Collect every line of the records below that contains the word "label".

■ EXTRACTED MATERIAL ■
===

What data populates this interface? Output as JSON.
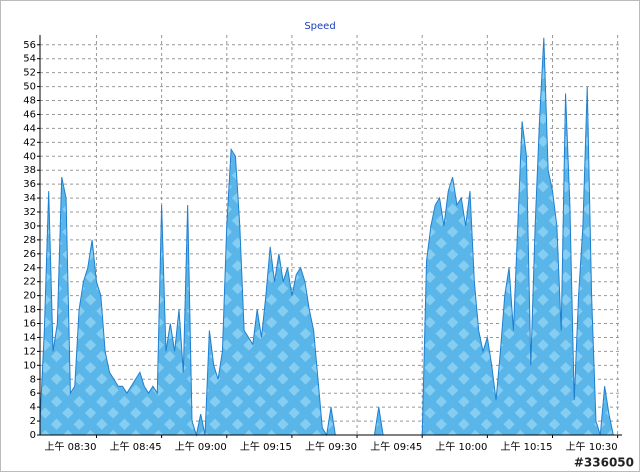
{
  "chart_data": {
    "type": "area",
    "title": "Speed",
    "watermark": "#336050",
    "color": "#5ab6e8",
    "line_color": "#1f7fd0",
    "grid": true,
    "x": [
      497,
      498,
      499,
      500,
      501,
      502,
      503,
      504,
      505,
      506,
      507,
      508,
      509,
      510,
      511,
      512,
      513,
      514,
      515,
      516,
      517,
      518,
      519,
      520,
      521,
      522,
      523,
      524,
      525,
      526,
      527,
      528,
      529,
      530,
      531,
      532,
      533,
      534,
      535,
      536,
      537,
      538,
      539,
      540,
      541,
      542,
      543,
      544,
      545,
      546,
      547,
      548,
      549,
      550,
      551,
      552,
      553,
      554,
      555,
      556,
      557,
      558,
      559,
      560,
      561,
      562,
      563,
      564,
      565,
      566,
      567,
      568,
      569,
      570,
      571,
      572,
      573,
      574,
      575,
      576,
      577,
      578,
      579,
      580,
      581,
      582,
      583,
      584,
      585,
      586,
      587,
      588,
      589,
      590,
      591,
      592,
      593,
      594,
      595,
      596,
      597,
      598,
      599,
      600,
      601,
      602,
      603,
      604,
      605,
      606,
      607,
      608,
      609,
      610,
      611,
      612,
      613,
      614,
      615,
      616,
      617,
      618,
      619,
      620,
      621,
      622,
      623,
      624,
      625,
      626,
      627,
      628,
      629,
      630,
      631
    ],
    "values": [
      2,
      15,
      35,
      12,
      16,
      37,
      34,
      6,
      7,
      18,
      22,
      24,
      28,
      22,
      20,
      12,
      9,
      8,
      7,
      7,
      6,
      7,
      8,
      9,
      7,
      6,
      7,
      6,
      33,
      12,
      16,
      12,
      18,
      9,
      33,
      2,
      0,
      3,
      0,
      15,
      10,
      8,
      12,
      30,
      41,
      40,
      30,
      15,
      14,
      13,
      18,
      14,
      20,
      27,
      22,
      26,
      22,
      24,
      20,
      23,
      24,
      22,
      18,
      15,
      8,
      1,
      0,
      4,
      0,
      0,
      0,
      0,
      0,
      0,
      0,
      0,
      0,
      0,
      4,
      0,
      0,
      0,
      0,
      0,
      0,
      0,
      0,
      0,
      0,
      25,
      30,
      33,
      34,
      30,
      35,
      37,
      33,
      34,
      30,
      35,
      22,
      15,
      12,
      14,
      10,
      5,
      12,
      20,
      24,
      15,
      30,
      45,
      40,
      10,
      30,
      45,
      57,
      38,
      35,
      30,
      15,
      49,
      33,
      5,
      20,
      30,
      50,
      20,
      2,
      0,
      7,
      3,
      0,
      0,
      0
    ],
    "xlim": [
      497,
      631
    ],
    "xticks": [
      {
        "value": 510,
        "label": "上午 08:30"
      },
      {
        "value": 525,
        "label": "上午 08:45"
      },
      {
        "value": 540,
        "label": "上午 09:00"
      },
      {
        "value": 555,
        "label": "上午 09:15"
      },
      {
        "value": 570,
        "label": "上午 09:30"
      },
      {
        "value": 585,
        "label": "上午 09:45"
      },
      {
        "value": 600,
        "label": "上午 10:00"
      },
      {
        "value": 615,
        "label": "上午 10:15"
      },
      {
        "value": 630,
        "label": "上午 10:30"
      }
    ],
    "ylim": [
      0,
      57.4
    ],
    "yticks": [
      0,
      2,
      4,
      6,
      8,
      10,
      12,
      14,
      16,
      18,
      20,
      22,
      24,
      26,
      28,
      30,
      32,
      34,
      36,
      38,
      40,
      42,
      44,
      46,
      48,
      50,
      52,
      54,
      56
    ]
  }
}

===

■ OUTPUT FOR THIS TASK ■
        "label": "上午 08:30"
        "label": "上午 08:45"
        "label": "上午 09:00"
        "label": "上午 09:15"
        "label": "上午 09:30"
        "label": "上午 09:45"
        "label": "上午 10:00"
        "label": "上午 10:15"
        "label": "上午 10:30"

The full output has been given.